» **Instructions for the task**:
Sort through the entries below and pull out lines containing the word "screenshot".

» **Data for the task**:

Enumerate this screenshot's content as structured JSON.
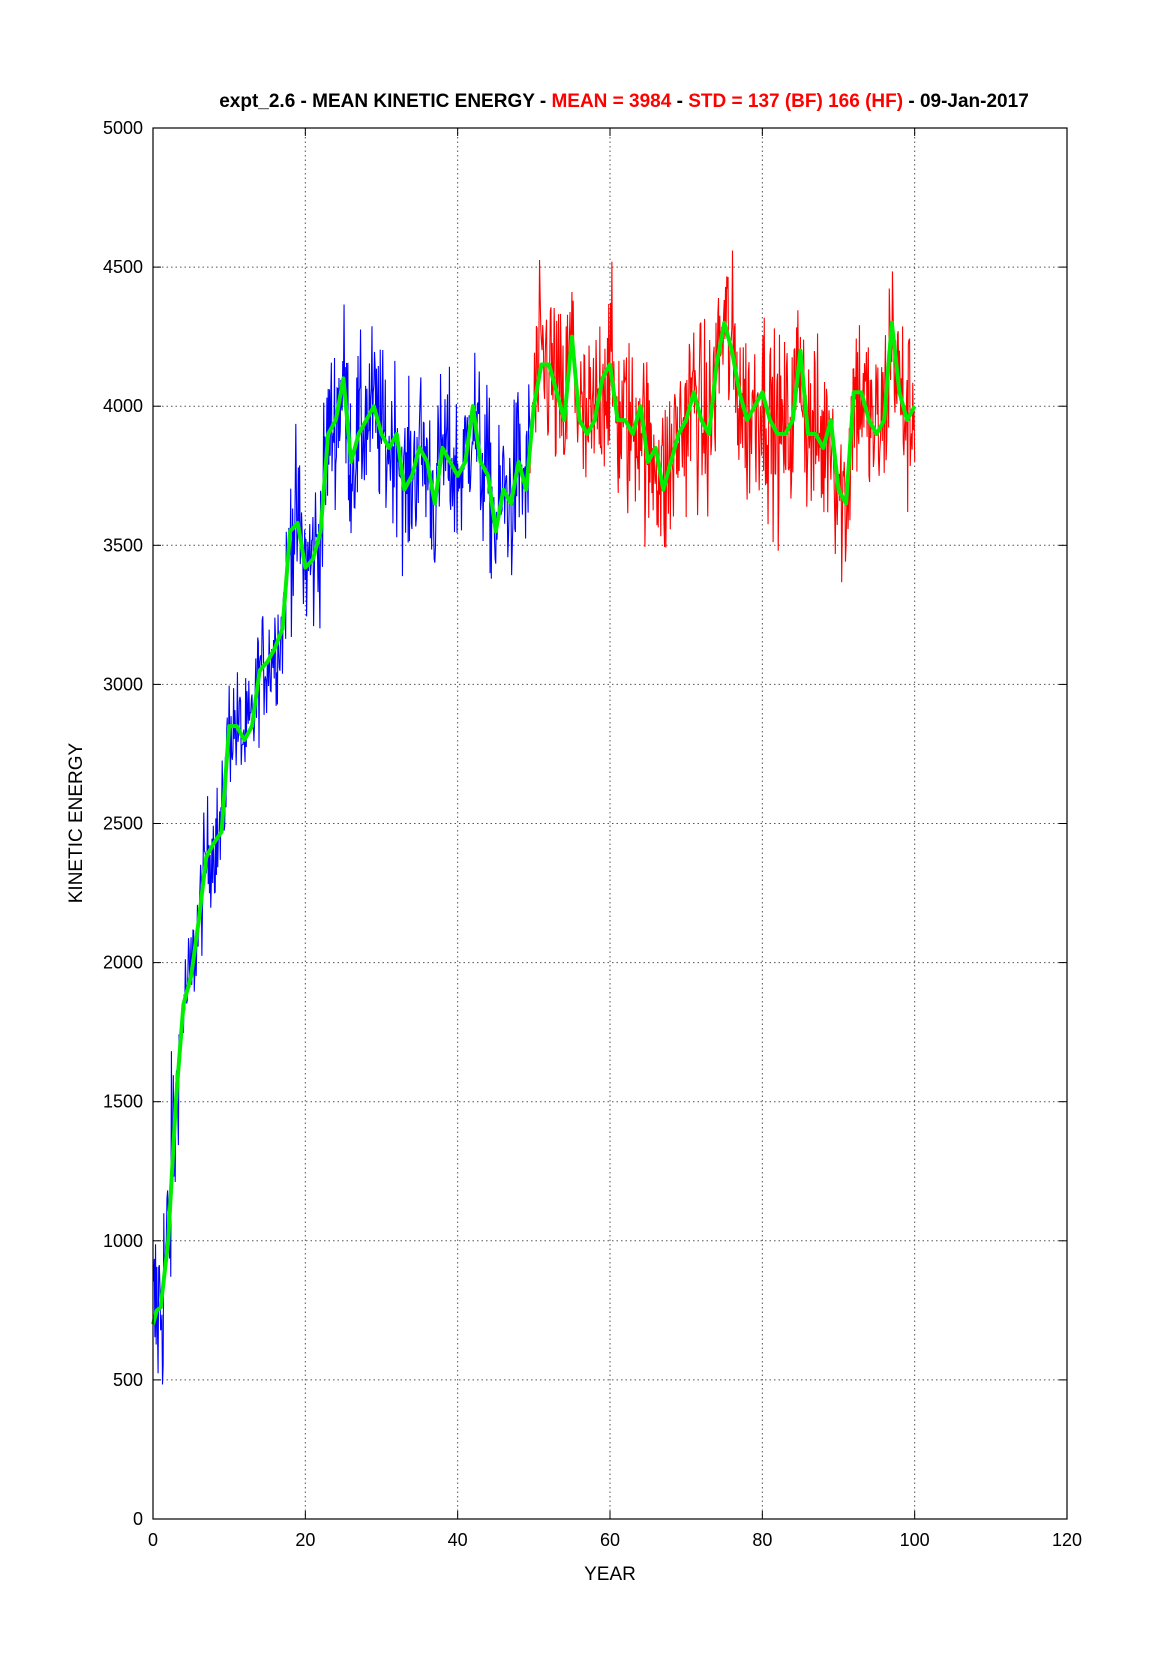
{
  "chart_data": {
    "type": "line",
    "title_parts": [
      {
        "text": "expt_2.6 - MEAN KINETIC ENERGY - ",
        "color": "#000000"
      },
      {
        "text": "MEAN =  3984",
        "color": "#ff0000"
      },
      {
        "text": " - ",
        "color": "#000000"
      },
      {
        "text": "STD =  137 (BF)  166 (HF)",
        "color": "#ff0000"
      },
      {
        "text": " - 09-Jan-2017",
        "color": "#000000"
      }
    ],
    "xlabel": "YEAR",
    "ylabel": "KINETIC ENERGY",
    "xlim": [
      0,
      120
    ],
    "ylim": [
      0,
      5000
    ],
    "xticks": [
      0,
      20,
      40,
      60,
      80,
      100,
      120
    ],
    "yticks": [
      0,
      500,
      1000,
      1500,
      2000,
      2500,
      3000,
      3500,
      4000,
      4500,
      5000
    ],
    "grid": true,
    "colors": {
      "spinup": "#0000ff",
      "analysis": "#ff0000",
      "smoothed": "#00ee00"
    },
    "series": [
      {
        "color": "#00ee00",
        "role": "smoothed",
        "x": [
          0,
          0.5,
          1,
          2,
          3,
          4,
          5,
          6,
          7,
          8,
          9,
          10,
          11,
          12,
          13,
          14,
          15,
          16,
          17,
          18,
          19,
          20,
          21,
          22,
          23,
          24,
          25,
          26,
          27,
          28,
          29,
          30,
          31,
          32,
          33,
          34,
          35,
          36,
          37,
          38,
          39,
          40,
          41,
          42,
          43,
          44,
          45,
          46,
          47,
          48,
          49,
          50,
          51,
          52,
          53,
          54,
          55,
          56,
          57,
          58,
          59,
          60,
          61,
          62,
          63,
          64,
          65,
          66,
          67,
          68,
          69,
          70,
          71,
          72,
          73,
          74,
          75,
          76,
          77,
          78,
          79,
          80,
          81,
          82,
          83,
          84,
          85,
          86,
          87,
          88,
          89,
          90,
          91,
          92,
          93,
          94,
          95,
          96,
          97,
          98,
          99,
          100
        ],
        "y": [
          700,
          750,
          760,
          1000,
          1500,
          1850,
          1950,
          2150,
          2380,
          2430,
          2470,
          2850,
          2850,
          2800,
          2850,
          3050,
          3080,
          3130,
          3200,
          3550,
          3580,
          3420,
          3450,
          3550,
          3900,
          3950,
          4100,
          3800,
          3900,
          3950,
          4000,
          3900,
          3850,
          3900,
          3700,
          3750,
          3850,
          3800,
          3650,
          3850,
          3800,
          3750,
          3800,
          4000,
          3800,
          3750,
          3550,
          3700,
          3650,
          3800,
          3700,
          4000,
          4150,
          4150,
          4050,
          3950,
          4250,
          3950,
          3900,
          3950,
          4100,
          4150,
          3950,
          3950,
          3900,
          4000,
          3800,
          3850,
          3700,
          3800,
          3900,
          3950,
          4050,
          3950,
          3900,
          4150,
          4300,
          4200,
          4050,
          3950,
          4000,
          4050,
          3950,
          3900,
          3900,
          3950,
          4200,
          3900,
          3900,
          3850,
          3950,
          3700,
          3650,
          4050,
          4050,
          3950,
          3900,
          3950,
          4300,
          4050,
          3950,
          4000
        ]
      }
    ]
  }
}
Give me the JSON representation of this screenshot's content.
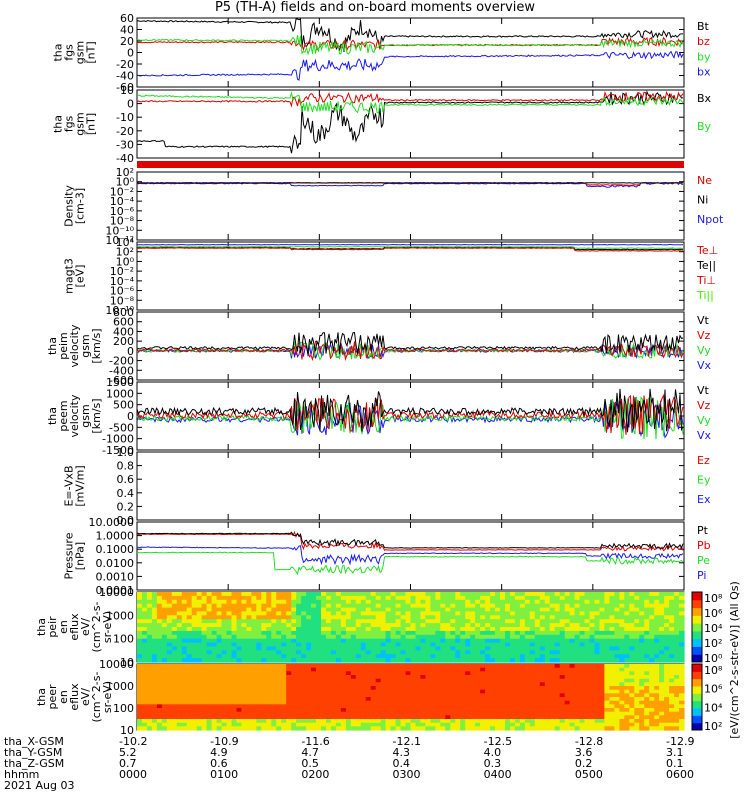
{
  "title": "P5 (TH-A) fields and on-board moments overview",
  "colors": {
    "black": "#000000",
    "red": "#e00000",
    "green": "#22dd22",
    "blue": "#1a1aee",
    "lime": "#44ee00"
  },
  "panels": [
    {
      "id": "fgs_gsm",
      "ylabel": [
        "tha",
        "fgs",
        "gsm",
        "[nT]"
      ],
      "yticks": [
        "60",
        "40",
        "20",
        "0",
        "-20",
        "-40",
        "-60"
      ],
      "legend": [
        {
          "text": "Bt",
          "color": "black"
        },
        {
          "text": "bz",
          "color": "red"
        },
        {
          "text": "by",
          "color": "green"
        },
        {
          "text": "bx",
          "color": "blue"
        }
      ]
    },
    {
      "id": "fgs_sm",
      "ylabel": [
        "tha",
        "fgs",
        "gsm",
        "[nT]"
      ],
      "yticks": [
        "10",
        "0",
        "-10",
        "-20",
        "-30",
        "-40"
      ],
      "legend": [
        {
          "text": "Bx",
          "color": "black"
        },
        {
          "text": "By",
          "color": "green"
        }
      ]
    },
    {
      "id": "density",
      "ylabel": [
        "Density",
        "[cm-3]"
      ],
      "yticks": [
        "10²",
        "10⁰",
        "10⁻²",
        "10⁻⁴",
        "10⁻⁶",
        "10⁻⁸",
        "10⁻¹⁰",
        "10⁻¹²"
      ],
      "legend": [
        {
          "text": "Ne",
          "color": "red"
        },
        {
          "text": "Ni",
          "color": "black"
        },
        {
          "text": "Npot",
          "color": "blue"
        }
      ]
    },
    {
      "id": "temp",
      "ylabel": [
        "magt3",
        "[eV]"
      ],
      "yticks": [
        "10⁴",
        "10²",
        "10⁰",
        "10⁻²",
        "10⁻⁴",
        "10⁻⁶",
        "10⁻⁸",
        "10⁻¹⁰"
      ],
      "legend": [
        {
          "text": "Te⊥",
          "color": "red"
        },
        {
          "text": "Te||",
          "color": "black"
        },
        {
          "text": "Ti⊥",
          "color": "red"
        },
        {
          "text": "Ti||",
          "color": "lime"
        }
      ]
    },
    {
      "id": "peim_vel",
      "ylabel": [
        "tha",
        "peim",
        "velocity",
        "gsm",
        "[km/s]"
      ],
      "yticks": [
        "800",
        "600",
        "400",
        "200",
        "0",
        "-200",
        "-400",
        "-600"
      ],
      "legend": [
        {
          "text": "Vt",
          "color": "black"
        },
        {
          "text": "Vz",
          "color": "red"
        },
        {
          "text": "Vy",
          "color": "green"
        },
        {
          "text": "Vx",
          "color": "blue"
        }
      ]
    },
    {
      "id": "peem_vel",
      "ylabel": [
        "tha",
        "peem",
        "velocity",
        "gsm",
        "[km/s]"
      ],
      "yticks": [
        "1500",
        "1000",
        "500",
        "0",
        "-500",
        "-1000",
        "-1500"
      ],
      "legend": [
        {
          "text": "Vt",
          "color": "black"
        },
        {
          "text": "Vz",
          "color": "red"
        },
        {
          "text": "Vy",
          "color": "green"
        },
        {
          "text": "Vx",
          "color": "blue"
        }
      ]
    },
    {
      "id": "efield",
      "ylabel": [
        "E=-VxB",
        "[mV/m]"
      ],
      "yticks": [
        "1.0",
        "0.8",
        "0.6",
        "0.4",
        "0.2",
        "0.0"
      ],
      "legend": [
        {
          "text": "Ez",
          "color": "red"
        },
        {
          "text": "Ey",
          "color": "green"
        },
        {
          "text": "Ex",
          "color": "blue"
        }
      ]
    },
    {
      "id": "pressure",
      "ylabel": [
        "Pressure",
        "[nPa]"
      ],
      "yticks": [
        "10.0000",
        "1.0000",
        "0.1000",
        "0.0100",
        "0.0010",
        "0.0001"
      ],
      "legend": [
        {
          "text": "Pt",
          "color": "black"
        },
        {
          "text": "Pb",
          "color": "red"
        },
        {
          "text": "Pe",
          "color": "green"
        },
        {
          "text": "Pi",
          "color": "blue"
        }
      ]
    },
    {
      "id": "peir_eflux",
      "ylabel": [
        "tha",
        "peir",
        "en",
        "eflux",
        "eV/",
        "(cm^2-s-",
        "sr-eV)"
      ],
      "yticks": [
        "10000",
        "1000",
        "100",
        "10"
      ]
    },
    {
      "id": "peer_eflux",
      "ylabel": [
        "tha",
        "peer",
        "en",
        "eflux",
        "eV/",
        "(cm^2-s-",
        "sr-eV)"
      ],
      "yticks": [
        "10000",
        "1000",
        "100",
        "10"
      ]
    }
  ],
  "colorbar": {
    "label": "[eV/(cm^2-s-str-eV)] (All Qs)",
    "ticks1": [
      "10⁸",
      "10⁶",
      "10⁴",
      "10²",
      "10⁰"
    ],
    "ticks2": [
      "10⁸",
      "10⁶",
      "10⁴",
      "10²"
    ]
  },
  "ephemeris": {
    "rows": [
      {
        "label": "tha_X-GSM",
        "values": [
          "-10.2",
          "-10.9",
          "-11.6",
          "-12.1",
          "-12.5",
          "-12.8",
          "-12.9"
        ]
      },
      {
        "label": "tha_Y-GSM",
        "values": [
          "5.2",
          "4.9",
          "4.7",
          "4.3",
          "4.0",
          "3.6",
          "3.1"
        ]
      },
      {
        "label": "tha_Z-GSM",
        "values": [
          "0.7",
          "0.6",
          "0.5",
          "0.4",
          "0.3",
          "0.2",
          "0.1"
        ]
      },
      {
        "label": "hhmm",
        "values": [
          "0000",
          "0100",
          "0200",
          "0300",
          "0400",
          "0500",
          "0600"
        ]
      }
    ],
    "date": "2021 Aug 03"
  },
  "chart_data": {
    "type": "line",
    "title": "P5 (TH-A) fields and on-board moments overview",
    "x": [
      "0000",
      "0100",
      "0200",
      "0300",
      "0400",
      "0500",
      "0600"
    ],
    "series": [
      {
        "name": "Bt",
        "values": [
          55,
          53,
          30,
          28,
          30,
          33,
          30
        ]
      },
      {
        "name": "bz",
        "values": [
          18,
          15,
          12,
          13,
          15,
          18,
          20
        ]
      },
      {
        "name": "by",
        "values": [
          22,
          20,
          5,
          12,
          14,
          17,
          15
        ]
      },
      {
        "name": "bx",
        "values": [
          -40,
          -38,
          -20,
          -10,
          -5,
          -2,
          -5
        ]
      },
      {
        "name": "Ne",
        "values": [
          1,
          1,
          0.8,
          1,
          1,
          0.6,
          0.5
        ]
      },
      {
        "name": "Pt",
        "values": [
          1.0,
          0.9,
          0.4,
          0.3,
          0.3,
          0.4,
          0.2
        ]
      },
      {
        "name": "Pb",
        "values": [
          1.0,
          0.9,
          0.3,
          0.3,
          0.3,
          0.35,
          0.2
        ]
      },
      {
        "name": "Pi",
        "values": [
          0.4,
          0.3,
          0.1,
          0.2,
          0.2,
          0.1,
          0.05
        ]
      },
      {
        "name": "Pe",
        "values": [
          0.05,
          0.04,
          0.02,
          0.05,
          0.05,
          0.03,
          0.02
        ]
      }
    ],
    "xlabel": "hhmm",
    "date": "2021 Aug 03"
  }
}
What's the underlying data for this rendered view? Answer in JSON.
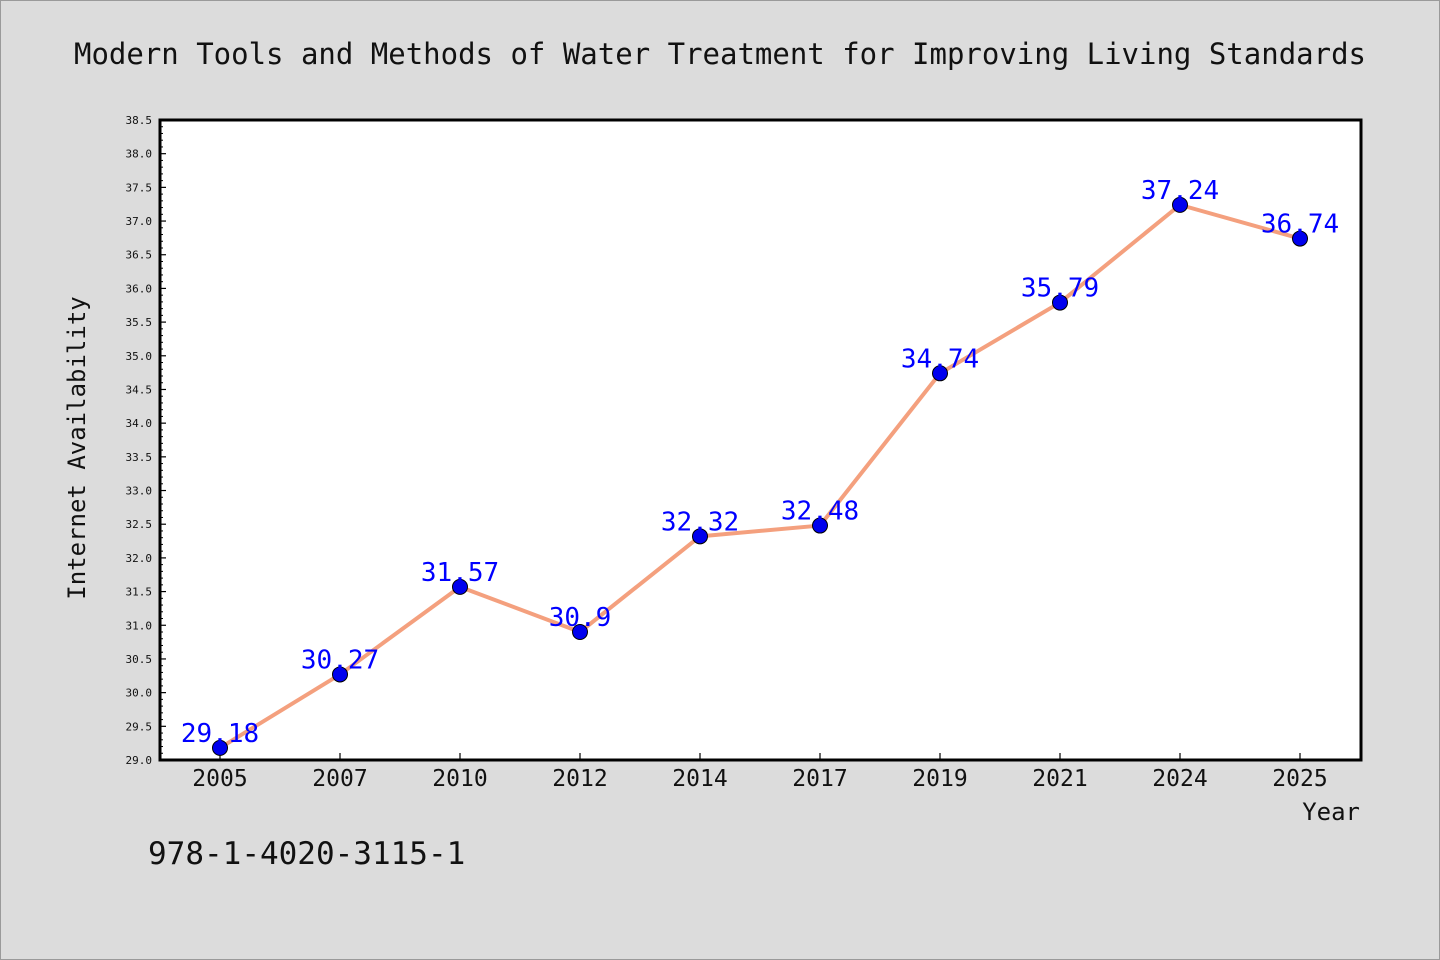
{
  "chart_data": {
    "type": "line",
    "title": "Modern Tools and Methods of Water Treatment for Improving Living Standards",
    "xlabel": "Year",
    "ylabel": "Internet Availability",
    "categories": [
      "2005",
      "2007",
      "2010",
      "2012",
      "2014",
      "2017",
      "2019",
      "2021",
      "2024",
      "2025"
    ],
    "values": [
      29.18,
      30.27,
      31.57,
      30.9,
      32.32,
      32.48,
      34.74,
      35.79,
      37.24,
      36.74
    ],
    "data_labels": [
      "29.18",
      "30.27",
      "31.57",
      "30.9",
      "32.32",
      "32.48",
      "34.74",
      "35.79",
      "37.24",
      "36.74"
    ],
    "ylim": [
      29.0,
      38.5
    ],
    "yticks": [
      "29.0",
      "29.5",
      "30.0",
      "30.5",
      "31.0",
      "31.5",
      "32.0",
      "32.5",
      "33.0",
      "33.5",
      "34.0",
      "34.5",
      "35.0",
      "35.5",
      "36.0",
      "36.5",
      "37.0",
      "37.5",
      "38.0",
      "38.5"
    ],
    "grid": false,
    "line_color": "#f4a07e",
    "marker_color": "#0000ee",
    "label_color": "#0000ff"
  },
  "footer": {
    "isbn": "978-1-4020-3115-1"
  }
}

» **Task response**:
Enumerate this screenshot's content as structured JSON.
Give me the JSON representation of this screenshot's content.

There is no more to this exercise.